-- Begin Information shown --

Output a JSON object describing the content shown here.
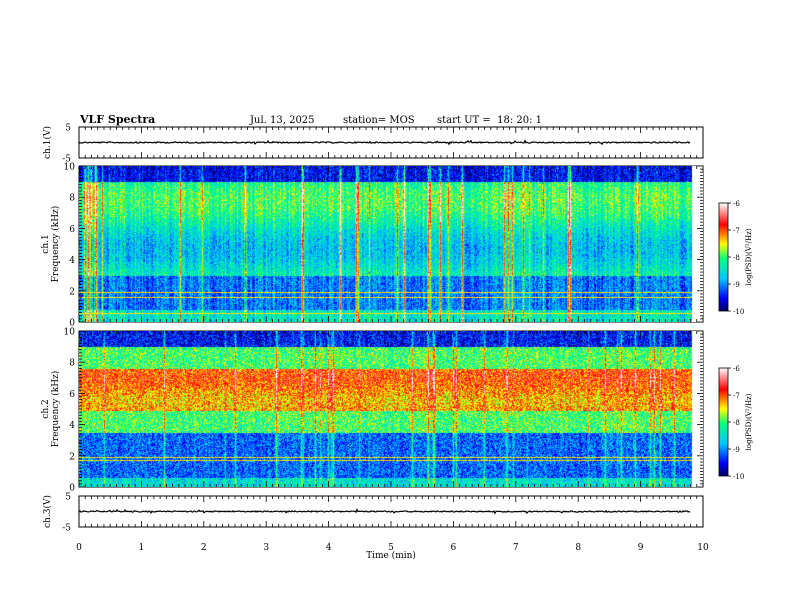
{
  "header": {
    "title": "VLF Spectra",
    "date": "Jul. 13, 2025",
    "station": "station= MOS",
    "start": "start UT =  18: 20: 1"
  },
  "chart_data": {
    "type": "heatmap",
    "title": "VLF Spectra",
    "xlabel": "Time (min)",
    "xlim": [
      0,
      10
    ],
    "x_ticks": [
      "0",
      "1",
      "2",
      "3",
      "4",
      "5",
      "6",
      "7",
      "8",
      "9",
      "10"
    ],
    "panels": [
      {
        "id": "ch1-waveform",
        "type": "line",
        "ylabel": "ch.1(V)",
        "ylim": [
          -5,
          5
        ],
        "y_ticks": [
          "5",
          "-5"
        ],
        "baseline": 0
      },
      {
        "id": "ch1-spectrogram",
        "type": "heatmap",
        "ylabel_line1": "ch.1",
        "ylabel_line2": "Frequency (kHz)",
        "ylim": [
          0,
          10
        ],
        "y_ticks": [
          "0",
          "2",
          "4",
          "6",
          "8",
          "10"
        ],
        "data_extent_min": 9.8,
        "lines_khz": [
          0.6,
          1.6,
          1.9
        ]
      },
      {
        "id": "ch2-spectrogram",
        "type": "heatmap",
        "ylabel_line1": "ch.2",
        "ylabel_line2": "Frequency (kHz)",
        "ylim": [
          0,
          10
        ],
        "y_ticks": [
          "0",
          "2",
          "4",
          "6",
          "8",
          "10"
        ],
        "data_extent_min": 9.8,
        "peak_band_khz": [
          5.0,
          7.5
        ],
        "lines_khz": [
          1.7,
          1.9
        ]
      },
      {
        "id": "ch3-waveform",
        "type": "line",
        "ylabel": "ch.3(V)",
        "ylim": [
          -5,
          5
        ],
        "y_ticks": [
          "5",
          "-5"
        ],
        "baseline": 0
      }
    ],
    "colorbar": {
      "label": "log(PSD)(V²/Hz)",
      "range": [
        -10,
        -6
      ],
      "ticks": [
        "-6",
        "-7",
        "-8",
        "-9",
        "-10"
      ],
      "colors": [
        "#000060",
        "#0000ff",
        "#00c8ff",
        "#00ff80",
        "#ffff00",
        "#ff0000",
        "#ffffff"
      ]
    }
  }
}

-- End Information shown --

-- What you should do --
The material above holds pictures; copy everything else in it exactly.

-- Full solution --
Output a JSON object describing the content shown here.
{
  "header": {
    "title": "VLF Spectra",
    "date": "Jul. 13, 2025",
    "station": "station= MOS",
    "start": "start UT =  18: 20: 1"
  },
  "chart_data": {
    "type": "heatmap",
    "title": "VLF Spectra",
    "xlabel": "Time (min)",
    "xlim": [
      0,
      10
    ],
    "x_ticks": [
      "0",
      "1",
      "2",
      "3",
      "4",
      "5",
      "6",
      "7",
      "8",
      "9",
      "10"
    ],
    "panels": [
      {
        "id": "ch1-waveform",
        "type": "line",
        "ylabel": "ch.1(V)",
        "ylim": [
          -5,
          5
        ],
        "y_ticks": [
          "5",
          "-5"
        ],
        "baseline": 0
      },
      {
        "id": "ch1-spectrogram",
        "type": "heatmap",
        "ylabel_line1": "ch.1",
        "ylabel_line2": "Frequency (kHz)",
        "ylim": [
          0,
          10
        ],
        "y_ticks": [
          "0",
          "2",
          "4",
          "6",
          "8",
          "10"
        ],
        "data_extent_min": 9.8,
        "lines_khz": [
          0.6,
          1.6,
          1.9
        ]
      },
      {
        "id": "ch2-spectrogram",
        "type": "heatmap",
        "ylabel_line1": "ch.2",
        "ylabel_line2": "Frequency (kHz)",
        "ylim": [
          0,
          10
        ],
        "y_ticks": [
          "0",
          "2",
          "4",
          "6",
          "8",
          "10"
        ],
        "data_extent_min": 9.8,
        "peak_band_khz": [
          5.0,
          7.5
        ],
        "lines_khz": [
          1.7,
          1.9
        ]
      },
      {
        "id": "ch3-waveform",
        "type": "line",
        "ylabel": "ch.3(V)",
        "ylim": [
          -5,
          5
        ],
        "y_ticks": [
          "5",
          "-5"
        ],
        "baseline": 0
      }
    ],
    "colorbar": {
      "label": "log(PSD)(V²/Hz)",
      "range": [
        -10,
        -6
      ],
      "ticks": [
        "-6",
        "-7",
        "-8",
        "-9",
        "-10"
      ],
      "colors": [
        "#000060",
        "#0000ff",
        "#00c8ff",
        "#00ff80",
        "#ffff00",
        "#ff0000",
        "#ffffff"
      ]
    }
  }
}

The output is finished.